YOUR INSTRUCTIONS.
Write out all of the data without omission, exactly as shown.

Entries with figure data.
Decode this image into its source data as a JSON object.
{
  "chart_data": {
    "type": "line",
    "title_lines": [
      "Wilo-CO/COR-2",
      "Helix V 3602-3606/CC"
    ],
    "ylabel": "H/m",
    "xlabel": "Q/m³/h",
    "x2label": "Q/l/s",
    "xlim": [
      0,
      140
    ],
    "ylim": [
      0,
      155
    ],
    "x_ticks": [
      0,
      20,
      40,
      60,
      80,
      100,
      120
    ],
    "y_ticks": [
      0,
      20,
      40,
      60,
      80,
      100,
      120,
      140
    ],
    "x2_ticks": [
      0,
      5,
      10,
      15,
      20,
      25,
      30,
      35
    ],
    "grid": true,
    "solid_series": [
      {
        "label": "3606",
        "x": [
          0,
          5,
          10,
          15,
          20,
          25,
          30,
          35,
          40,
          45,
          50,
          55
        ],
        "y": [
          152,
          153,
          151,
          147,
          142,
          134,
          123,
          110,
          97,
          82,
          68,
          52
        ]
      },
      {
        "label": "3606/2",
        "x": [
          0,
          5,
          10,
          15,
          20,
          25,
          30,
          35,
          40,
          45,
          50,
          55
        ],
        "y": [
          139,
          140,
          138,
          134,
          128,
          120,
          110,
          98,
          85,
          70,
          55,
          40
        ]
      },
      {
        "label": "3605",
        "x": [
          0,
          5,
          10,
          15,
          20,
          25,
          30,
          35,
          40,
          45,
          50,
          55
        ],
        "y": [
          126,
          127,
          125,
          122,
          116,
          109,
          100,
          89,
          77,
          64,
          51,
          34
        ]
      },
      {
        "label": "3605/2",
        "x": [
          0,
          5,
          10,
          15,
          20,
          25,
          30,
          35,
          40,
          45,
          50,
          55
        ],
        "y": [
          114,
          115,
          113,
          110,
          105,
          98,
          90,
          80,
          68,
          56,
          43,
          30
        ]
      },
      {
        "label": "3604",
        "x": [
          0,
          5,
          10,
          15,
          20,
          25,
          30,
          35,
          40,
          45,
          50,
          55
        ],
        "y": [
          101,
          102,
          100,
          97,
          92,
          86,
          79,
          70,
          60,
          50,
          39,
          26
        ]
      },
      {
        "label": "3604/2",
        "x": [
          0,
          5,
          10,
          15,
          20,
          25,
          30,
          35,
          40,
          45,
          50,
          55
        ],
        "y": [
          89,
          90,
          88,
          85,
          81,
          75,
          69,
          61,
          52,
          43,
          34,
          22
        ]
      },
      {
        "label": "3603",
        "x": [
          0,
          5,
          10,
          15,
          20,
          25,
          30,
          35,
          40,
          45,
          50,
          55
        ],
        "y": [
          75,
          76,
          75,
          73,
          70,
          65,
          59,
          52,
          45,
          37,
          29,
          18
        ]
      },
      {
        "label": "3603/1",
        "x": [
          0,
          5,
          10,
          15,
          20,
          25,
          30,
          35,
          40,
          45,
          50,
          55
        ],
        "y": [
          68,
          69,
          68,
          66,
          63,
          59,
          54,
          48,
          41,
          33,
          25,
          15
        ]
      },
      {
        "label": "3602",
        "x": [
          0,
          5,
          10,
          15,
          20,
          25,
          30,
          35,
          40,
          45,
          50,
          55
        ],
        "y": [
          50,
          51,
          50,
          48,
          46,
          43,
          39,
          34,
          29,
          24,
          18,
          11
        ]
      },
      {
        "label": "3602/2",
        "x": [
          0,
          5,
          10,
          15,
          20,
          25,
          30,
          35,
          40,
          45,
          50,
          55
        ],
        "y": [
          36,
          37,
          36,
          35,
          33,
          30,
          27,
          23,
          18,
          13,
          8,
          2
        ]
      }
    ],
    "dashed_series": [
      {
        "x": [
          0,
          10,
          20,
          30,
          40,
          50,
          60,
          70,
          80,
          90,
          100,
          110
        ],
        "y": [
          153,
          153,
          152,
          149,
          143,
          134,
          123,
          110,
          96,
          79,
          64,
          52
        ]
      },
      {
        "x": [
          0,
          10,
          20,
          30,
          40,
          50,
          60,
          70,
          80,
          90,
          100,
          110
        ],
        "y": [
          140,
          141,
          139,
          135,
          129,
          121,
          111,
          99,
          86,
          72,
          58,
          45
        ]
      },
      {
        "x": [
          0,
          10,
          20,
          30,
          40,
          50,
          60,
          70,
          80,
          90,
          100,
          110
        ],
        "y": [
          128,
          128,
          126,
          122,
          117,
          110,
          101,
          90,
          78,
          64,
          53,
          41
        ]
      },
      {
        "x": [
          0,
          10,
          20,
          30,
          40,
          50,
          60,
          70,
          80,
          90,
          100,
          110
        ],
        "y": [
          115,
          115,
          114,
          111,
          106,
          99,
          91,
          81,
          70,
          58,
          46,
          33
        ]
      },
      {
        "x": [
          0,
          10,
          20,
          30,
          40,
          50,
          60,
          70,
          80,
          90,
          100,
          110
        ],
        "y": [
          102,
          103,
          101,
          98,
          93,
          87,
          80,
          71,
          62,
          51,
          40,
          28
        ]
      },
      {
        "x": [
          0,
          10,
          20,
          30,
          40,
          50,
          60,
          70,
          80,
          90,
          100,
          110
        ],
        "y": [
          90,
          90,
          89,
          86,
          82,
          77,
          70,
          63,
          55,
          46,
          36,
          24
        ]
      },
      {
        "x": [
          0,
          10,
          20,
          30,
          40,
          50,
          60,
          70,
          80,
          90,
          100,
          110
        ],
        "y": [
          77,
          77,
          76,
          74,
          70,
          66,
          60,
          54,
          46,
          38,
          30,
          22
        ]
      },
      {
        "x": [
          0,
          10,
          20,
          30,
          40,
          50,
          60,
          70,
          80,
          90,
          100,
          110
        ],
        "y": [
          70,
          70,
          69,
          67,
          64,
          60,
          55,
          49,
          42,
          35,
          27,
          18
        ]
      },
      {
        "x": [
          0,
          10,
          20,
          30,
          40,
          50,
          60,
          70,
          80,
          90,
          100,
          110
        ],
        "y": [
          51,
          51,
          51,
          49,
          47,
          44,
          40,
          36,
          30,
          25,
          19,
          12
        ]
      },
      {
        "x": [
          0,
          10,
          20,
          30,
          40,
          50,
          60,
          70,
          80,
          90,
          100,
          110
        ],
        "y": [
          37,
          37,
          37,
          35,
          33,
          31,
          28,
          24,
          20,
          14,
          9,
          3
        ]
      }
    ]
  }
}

RESULT FOR THIS TASK.
Decode this image into its source data as a JSON object.
{
  "chart_data": {
    "type": "line",
    "title_lines": [
      "Wilo-CO/COR-2",
      "Helix V 3602-3606/CC"
    ],
    "ylabel": "H/m",
    "xlabel": "Q/m³/h",
    "x2label": "Q/l/s",
    "xlim": [
      0,
      140
    ],
    "ylim": [
      0,
      155
    ],
    "x_ticks": [
      0,
      20,
      40,
      60,
      80,
      100,
      120
    ],
    "y_ticks": [
      0,
      20,
      40,
      60,
      80,
      100,
      120,
      140
    ],
    "x2_ticks": [
      0,
      5,
      10,
      15,
      20,
      25,
      30,
      35
    ],
    "grid": true,
    "solid_series": [
      {
        "label": "3606",
        "x": [
          0,
          5,
          10,
          15,
          20,
          25,
          30,
          35,
          40,
          45,
          50,
          55
        ],
        "y": [
          152,
          153,
          151,
          147,
          142,
          134,
          123,
          110,
          97,
          82,
          68,
          52
        ]
      },
      {
        "label": "3606/2",
        "x": [
          0,
          5,
          10,
          15,
          20,
          25,
          30,
          35,
          40,
          45,
          50,
          55
        ],
        "y": [
          139,
          140,
          138,
          134,
          128,
          120,
          110,
          98,
          85,
          70,
          55,
          40
        ]
      },
      {
        "label": "3605",
        "x": [
          0,
          5,
          10,
          15,
          20,
          25,
          30,
          35,
          40,
          45,
          50,
          55
        ],
        "y": [
          126,
          127,
          125,
          122,
          116,
          109,
          100,
          89,
          77,
          64,
          51,
          34
        ]
      },
      {
        "label": "3605/2",
        "x": [
          0,
          5,
          10,
          15,
          20,
          25,
          30,
          35,
          40,
          45,
          50,
          55
        ],
        "y": [
          114,
          115,
          113,
          110,
          105,
          98,
          90,
          80,
          68,
          56,
          43,
          30
        ]
      },
      {
        "label": "3604",
        "x": [
          0,
          5,
          10,
          15,
          20,
          25,
          30,
          35,
          40,
          45,
          50,
          55
        ],
        "y": [
          101,
          102,
          100,
          97,
          92,
          86,
          79,
          70,
          60,
          50,
          39,
          26
        ]
      },
      {
        "label": "3604/2",
        "x": [
          0,
          5,
          10,
          15,
          20,
          25,
          30,
          35,
          40,
          45,
          50,
          55
        ],
        "y": [
          89,
          90,
          88,
          85,
          81,
          75,
          69,
          61,
          52,
          43,
          34,
          22
        ]
      },
      {
        "label": "3603",
        "x": [
          0,
          5,
          10,
          15,
          20,
          25,
          30,
          35,
          40,
          45,
          50,
          55
        ],
        "y": [
          75,
          76,
          75,
          73,
          70,
          65,
          59,
          52,
          45,
          37,
          29,
          18
        ]
      },
      {
        "label": "3603/1",
        "x": [
          0,
          5,
          10,
          15,
          20,
          25,
          30,
          35,
          40,
          45,
          50,
          55
        ],
        "y": [
          68,
          69,
          68,
          66,
          63,
          59,
          54,
          48,
          41,
          33,
          25,
          15
        ]
      },
      {
        "label": "3602",
        "x": [
          0,
          5,
          10,
          15,
          20,
          25,
          30,
          35,
          40,
          45,
          50,
          55
        ],
        "y": [
          50,
          51,
          50,
          48,
          46,
          43,
          39,
          34,
          29,
          24,
          18,
          11
        ]
      },
      {
        "label": "3602/2",
        "x": [
          0,
          5,
          10,
          15,
          20,
          25,
          30,
          35,
          40,
          45,
          50,
          55
        ],
        "y": [
          36,
          37,
          36,
          35,
          33,
          30,
          27,
          23,
          18,
          13,
          8,
          2
        ]
      }
    ],
    "dashed_series": [
      {
        "x": [
          0,
          10,
          20,
          30,
          40,
          50,
          60,
          70,
          80,
          90,
          100,
          110
        ],
        "y": [
          153,
          153,
          152,
          149,
          143,
          134,
          123,
          110,
          96,
          79,
          64,
          52
        ]
      },
      {
        "x": [
          0,
          10,
          20,
          30,
          40,
          50,
          60,
          70,
          80,
          90,
          100,
          110
        ],
        "y": [
          140,
          141,
          139,
          135,
          129,
          121,
          111,
          99,
          86,
          72,
          58,
          45
        ]
      },
      {
        "x": [
          0,
          10,
          20,
          30,
          40,
          50,
          60,
          70,
          80,
          90,
          100,
          110
        ],
        "y": [
          128,
          128,
          126,
          122,
          117,
          110,
          101,
          90,
          78,
          64,
          53,
          41
        ]
      },
      {
        "x": [
          0,
          10,
          20,
          30,
          40,
          50,
          60,
          70,
          80,
          90,
          100,
          110
        ],
        "y": [
          115,
          115,
          114,
          111,
          106,
          99,
          91,
          81,
          70,
          58,
          46,
          33
        ]
      },
      {
        "x": [
          0,
          10,
          20,
          30,
          40,
          50,
          60,
          70,
          80,
          90,
          100,
          110
        ],
        "y": [
          102,
          103,
          101,
          98,
          93,
          87,
          80,
          71,
          62,
          51,
          40,
          28
        ]
      },
      {
        "x": [
          0,
          10,
          20,
          30,
          40,
          50,
          60,
          70,
          80,
          90,
          100,
          110
        ],
        "y": [
          90,
          90,
          89,
          86,
          82,
          77,
          70,
          63,
          55,
          46,
          36,
          24
        ]
      },
      {
        "x": [
          0,
          10,
          20,
          30,
          40,
          50,
          60,
          70,
          80,
          90,
          100,
          110
        ],
        "y": [
          77,
          77,
          76,
          74,
          70,
          66,
          60,
          54,
          46,
          38,
          30,
          22
        ]
      },
      {
        "x": [
          0,
          10,
          20,
          30,
          40,
          50,
          60,
          70,
          80,
          90,
          100,
          110
        ],
        "y": [
          70,
          70,
          69,
          67,
          64,
          60,
          55,
          49,
          42,
          35,
          27,
          18
        ]
      },
      {
        "x": [
          0,
          10,
          20,
          30,
          40,
          50,
          60,
          70,
          80,
          90,
          100,
          110
        ],
        "y": [
          51,
          51,
          51,
          49,
          47,
          44,
          40,
          36,
          30,
          25,
          19,
          12
        ]
      },
      {
        "x": [
          0,
          10,
          20,
          30,
          40,
          50,
          60,
          70,
          80,
          90,
          100,
          110
        ],
        "y": [
          37,
          37,
          37,
          35,
          33,
          31,
          28,
          24,
          20,
          14,
          9,
          3
        ]
      }
    ]
  }
}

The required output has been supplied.